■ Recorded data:

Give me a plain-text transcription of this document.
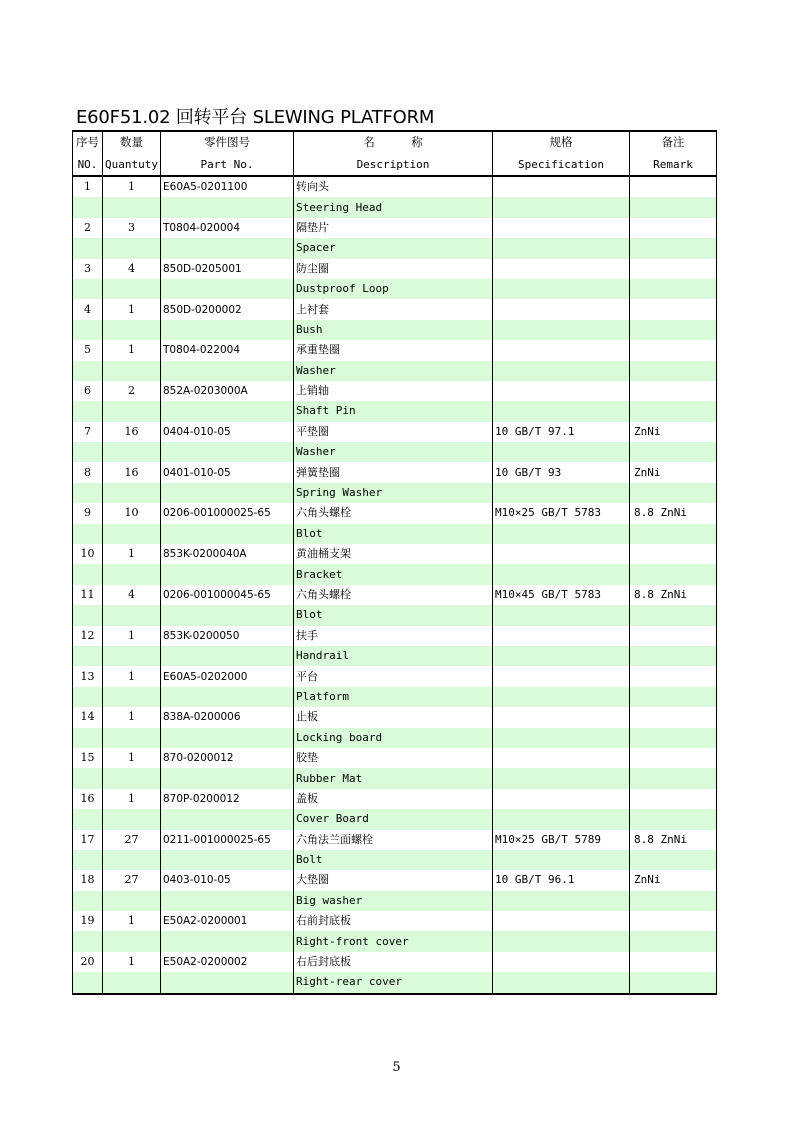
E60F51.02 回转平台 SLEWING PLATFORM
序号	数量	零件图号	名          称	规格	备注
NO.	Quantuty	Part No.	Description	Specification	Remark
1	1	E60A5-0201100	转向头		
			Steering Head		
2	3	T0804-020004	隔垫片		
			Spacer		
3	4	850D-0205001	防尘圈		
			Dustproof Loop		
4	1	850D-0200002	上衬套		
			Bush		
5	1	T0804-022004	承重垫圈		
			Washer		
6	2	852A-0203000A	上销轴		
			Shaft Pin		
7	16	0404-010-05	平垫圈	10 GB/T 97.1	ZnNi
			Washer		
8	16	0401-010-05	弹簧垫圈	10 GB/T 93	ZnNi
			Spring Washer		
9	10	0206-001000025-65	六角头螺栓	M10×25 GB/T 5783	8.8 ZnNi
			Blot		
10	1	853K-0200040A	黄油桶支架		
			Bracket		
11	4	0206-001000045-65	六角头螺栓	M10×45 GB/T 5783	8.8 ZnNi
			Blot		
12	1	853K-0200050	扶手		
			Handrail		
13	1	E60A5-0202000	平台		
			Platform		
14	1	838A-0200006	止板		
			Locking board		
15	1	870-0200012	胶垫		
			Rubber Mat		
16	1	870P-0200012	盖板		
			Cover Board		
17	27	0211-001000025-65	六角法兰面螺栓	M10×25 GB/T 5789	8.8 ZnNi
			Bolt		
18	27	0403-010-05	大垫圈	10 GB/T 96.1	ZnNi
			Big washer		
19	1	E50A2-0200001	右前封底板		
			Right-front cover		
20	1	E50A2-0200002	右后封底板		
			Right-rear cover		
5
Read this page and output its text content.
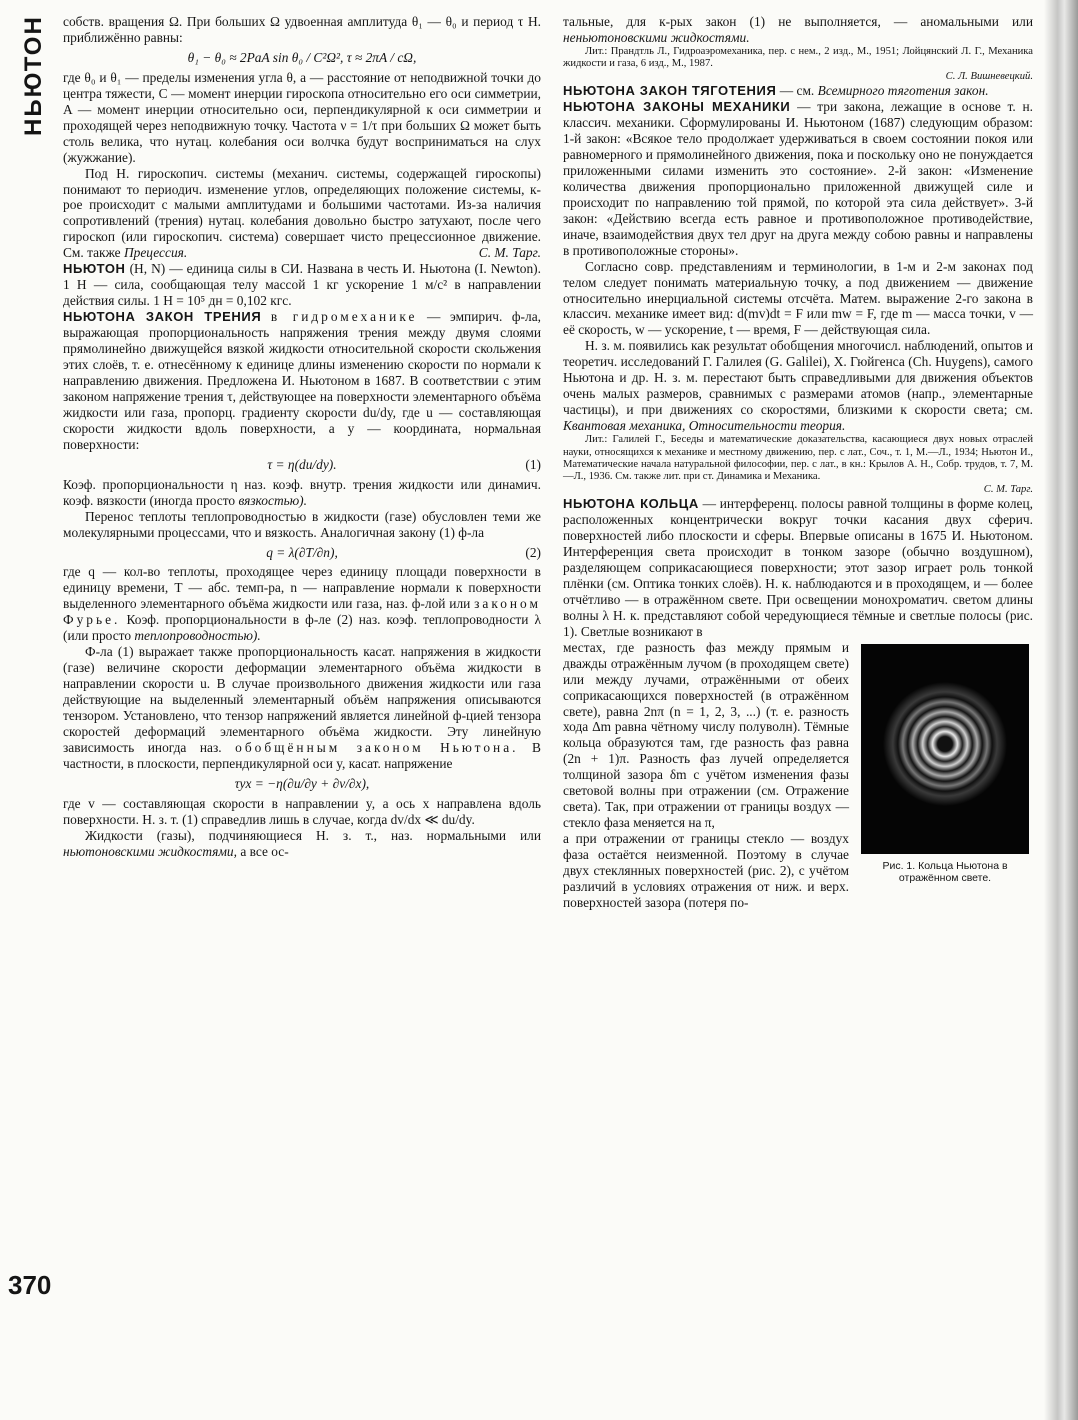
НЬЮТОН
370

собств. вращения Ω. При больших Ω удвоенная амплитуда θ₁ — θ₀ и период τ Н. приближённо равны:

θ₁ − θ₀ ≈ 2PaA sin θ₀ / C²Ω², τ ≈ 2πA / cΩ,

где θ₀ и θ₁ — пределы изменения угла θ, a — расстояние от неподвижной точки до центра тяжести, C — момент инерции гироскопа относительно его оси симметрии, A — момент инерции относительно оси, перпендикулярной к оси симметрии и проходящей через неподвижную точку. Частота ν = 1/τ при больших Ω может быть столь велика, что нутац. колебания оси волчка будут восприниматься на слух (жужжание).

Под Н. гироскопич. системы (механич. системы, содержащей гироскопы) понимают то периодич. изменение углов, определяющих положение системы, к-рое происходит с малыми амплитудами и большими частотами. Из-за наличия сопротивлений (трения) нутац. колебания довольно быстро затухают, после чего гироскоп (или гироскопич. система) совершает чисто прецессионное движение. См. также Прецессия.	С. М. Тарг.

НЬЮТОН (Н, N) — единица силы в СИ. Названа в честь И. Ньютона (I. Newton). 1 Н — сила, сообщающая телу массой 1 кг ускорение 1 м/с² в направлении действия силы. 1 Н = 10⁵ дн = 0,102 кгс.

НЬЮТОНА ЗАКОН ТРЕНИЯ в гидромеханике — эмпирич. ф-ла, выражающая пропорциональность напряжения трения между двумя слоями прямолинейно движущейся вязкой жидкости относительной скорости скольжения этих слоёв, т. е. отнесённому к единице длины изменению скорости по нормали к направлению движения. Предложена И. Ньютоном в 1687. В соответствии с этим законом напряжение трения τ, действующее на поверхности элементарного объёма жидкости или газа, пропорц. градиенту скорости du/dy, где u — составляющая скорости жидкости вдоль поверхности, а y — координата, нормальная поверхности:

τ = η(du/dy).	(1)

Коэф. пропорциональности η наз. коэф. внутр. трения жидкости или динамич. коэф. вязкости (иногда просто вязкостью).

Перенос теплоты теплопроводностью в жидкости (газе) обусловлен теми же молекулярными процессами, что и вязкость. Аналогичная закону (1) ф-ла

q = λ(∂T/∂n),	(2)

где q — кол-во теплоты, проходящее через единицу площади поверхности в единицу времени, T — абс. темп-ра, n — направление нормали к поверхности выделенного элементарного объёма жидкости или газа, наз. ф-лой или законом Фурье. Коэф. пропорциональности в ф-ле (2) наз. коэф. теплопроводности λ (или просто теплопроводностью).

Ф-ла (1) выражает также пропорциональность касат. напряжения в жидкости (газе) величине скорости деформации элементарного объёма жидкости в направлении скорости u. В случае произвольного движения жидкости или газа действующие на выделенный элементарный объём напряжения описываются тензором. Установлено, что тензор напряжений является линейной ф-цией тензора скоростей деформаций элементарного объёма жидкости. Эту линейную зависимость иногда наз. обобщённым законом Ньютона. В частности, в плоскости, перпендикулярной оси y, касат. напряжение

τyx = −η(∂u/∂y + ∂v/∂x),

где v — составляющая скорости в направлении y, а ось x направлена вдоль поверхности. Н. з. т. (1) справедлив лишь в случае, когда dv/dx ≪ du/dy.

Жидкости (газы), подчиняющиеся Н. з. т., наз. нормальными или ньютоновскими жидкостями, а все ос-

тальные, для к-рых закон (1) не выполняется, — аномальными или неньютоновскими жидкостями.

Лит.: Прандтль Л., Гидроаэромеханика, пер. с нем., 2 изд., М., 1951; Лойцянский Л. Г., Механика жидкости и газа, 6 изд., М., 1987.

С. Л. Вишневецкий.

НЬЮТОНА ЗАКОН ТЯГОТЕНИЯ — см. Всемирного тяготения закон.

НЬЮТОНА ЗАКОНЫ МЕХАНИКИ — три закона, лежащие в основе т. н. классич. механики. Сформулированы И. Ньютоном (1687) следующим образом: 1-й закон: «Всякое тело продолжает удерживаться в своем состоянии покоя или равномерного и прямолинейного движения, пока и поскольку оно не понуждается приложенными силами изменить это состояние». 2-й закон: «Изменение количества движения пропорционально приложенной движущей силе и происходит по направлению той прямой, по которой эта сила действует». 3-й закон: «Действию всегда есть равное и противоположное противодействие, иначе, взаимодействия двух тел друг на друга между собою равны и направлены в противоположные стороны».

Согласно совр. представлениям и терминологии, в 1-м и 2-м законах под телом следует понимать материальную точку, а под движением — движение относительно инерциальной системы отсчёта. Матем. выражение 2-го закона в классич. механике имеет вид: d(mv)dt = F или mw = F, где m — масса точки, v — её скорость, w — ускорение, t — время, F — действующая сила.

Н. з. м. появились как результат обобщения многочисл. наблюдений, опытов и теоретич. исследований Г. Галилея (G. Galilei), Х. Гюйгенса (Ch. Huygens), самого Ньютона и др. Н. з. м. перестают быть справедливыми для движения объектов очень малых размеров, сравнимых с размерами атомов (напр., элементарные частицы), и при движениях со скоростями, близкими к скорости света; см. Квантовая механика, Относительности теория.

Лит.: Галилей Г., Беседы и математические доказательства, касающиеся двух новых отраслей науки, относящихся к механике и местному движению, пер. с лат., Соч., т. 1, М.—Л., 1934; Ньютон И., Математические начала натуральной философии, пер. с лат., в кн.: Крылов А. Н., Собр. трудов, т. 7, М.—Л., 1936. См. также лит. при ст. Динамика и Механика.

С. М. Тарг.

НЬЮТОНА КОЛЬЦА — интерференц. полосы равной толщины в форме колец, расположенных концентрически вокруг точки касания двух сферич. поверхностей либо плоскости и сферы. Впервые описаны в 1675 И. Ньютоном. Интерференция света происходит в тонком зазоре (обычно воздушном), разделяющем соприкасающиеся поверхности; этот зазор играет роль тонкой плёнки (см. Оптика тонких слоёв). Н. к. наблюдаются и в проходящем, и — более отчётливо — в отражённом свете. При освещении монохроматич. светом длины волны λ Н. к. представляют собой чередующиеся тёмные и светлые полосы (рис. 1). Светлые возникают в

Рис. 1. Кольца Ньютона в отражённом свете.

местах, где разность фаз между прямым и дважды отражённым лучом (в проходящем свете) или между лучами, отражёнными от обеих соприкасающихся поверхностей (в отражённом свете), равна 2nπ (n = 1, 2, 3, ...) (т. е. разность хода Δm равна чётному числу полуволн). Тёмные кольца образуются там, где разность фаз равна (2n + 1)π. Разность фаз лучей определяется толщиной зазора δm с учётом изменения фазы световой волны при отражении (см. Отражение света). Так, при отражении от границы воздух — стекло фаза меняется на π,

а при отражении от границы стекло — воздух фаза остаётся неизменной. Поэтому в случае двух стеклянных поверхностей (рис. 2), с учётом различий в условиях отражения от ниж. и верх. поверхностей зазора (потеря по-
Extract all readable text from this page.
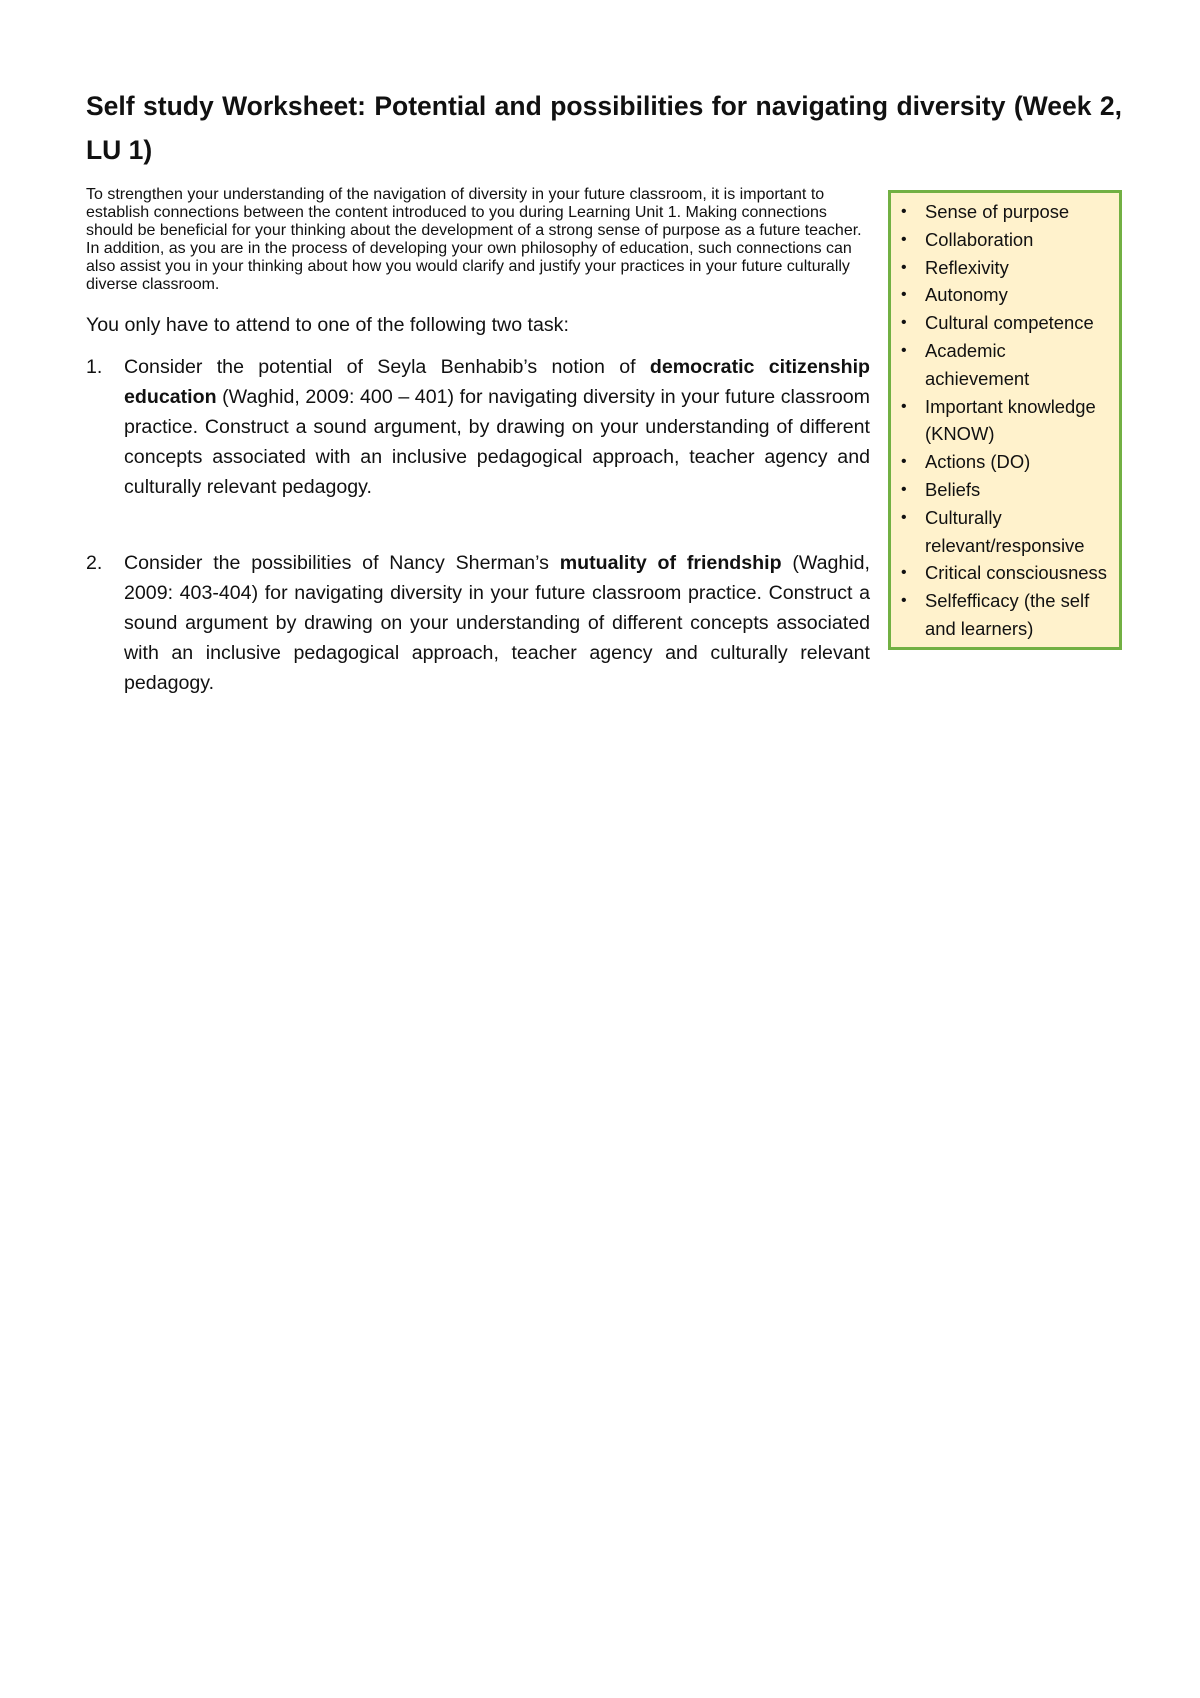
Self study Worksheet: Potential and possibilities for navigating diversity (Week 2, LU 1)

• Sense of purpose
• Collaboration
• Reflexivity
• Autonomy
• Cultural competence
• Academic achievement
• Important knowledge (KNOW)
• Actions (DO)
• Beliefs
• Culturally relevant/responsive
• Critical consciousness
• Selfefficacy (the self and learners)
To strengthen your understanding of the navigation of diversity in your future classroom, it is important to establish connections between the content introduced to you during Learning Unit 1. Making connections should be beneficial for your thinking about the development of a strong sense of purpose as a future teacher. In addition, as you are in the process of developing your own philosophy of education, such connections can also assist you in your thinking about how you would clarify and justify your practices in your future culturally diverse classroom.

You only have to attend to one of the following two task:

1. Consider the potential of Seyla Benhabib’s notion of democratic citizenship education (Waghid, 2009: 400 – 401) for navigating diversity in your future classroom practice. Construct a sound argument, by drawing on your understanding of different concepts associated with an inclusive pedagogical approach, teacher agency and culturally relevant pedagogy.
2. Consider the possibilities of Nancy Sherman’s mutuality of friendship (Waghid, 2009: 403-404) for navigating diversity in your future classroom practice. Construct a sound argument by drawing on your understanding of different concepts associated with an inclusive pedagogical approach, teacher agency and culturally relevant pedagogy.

■ EXERCISE GOAL:
Filter the entries above down to the lines containing the word "жидкостями".

■ COMPLETED TASK:
Жидкости (газы), подчиняющиеся Н. з. т., наз. нормальными или ньютоновскими жидкостями, а все ос-
тальные, для к-рых закон (1) не выполняется, — аномальными или неньютоновскими жидкостями.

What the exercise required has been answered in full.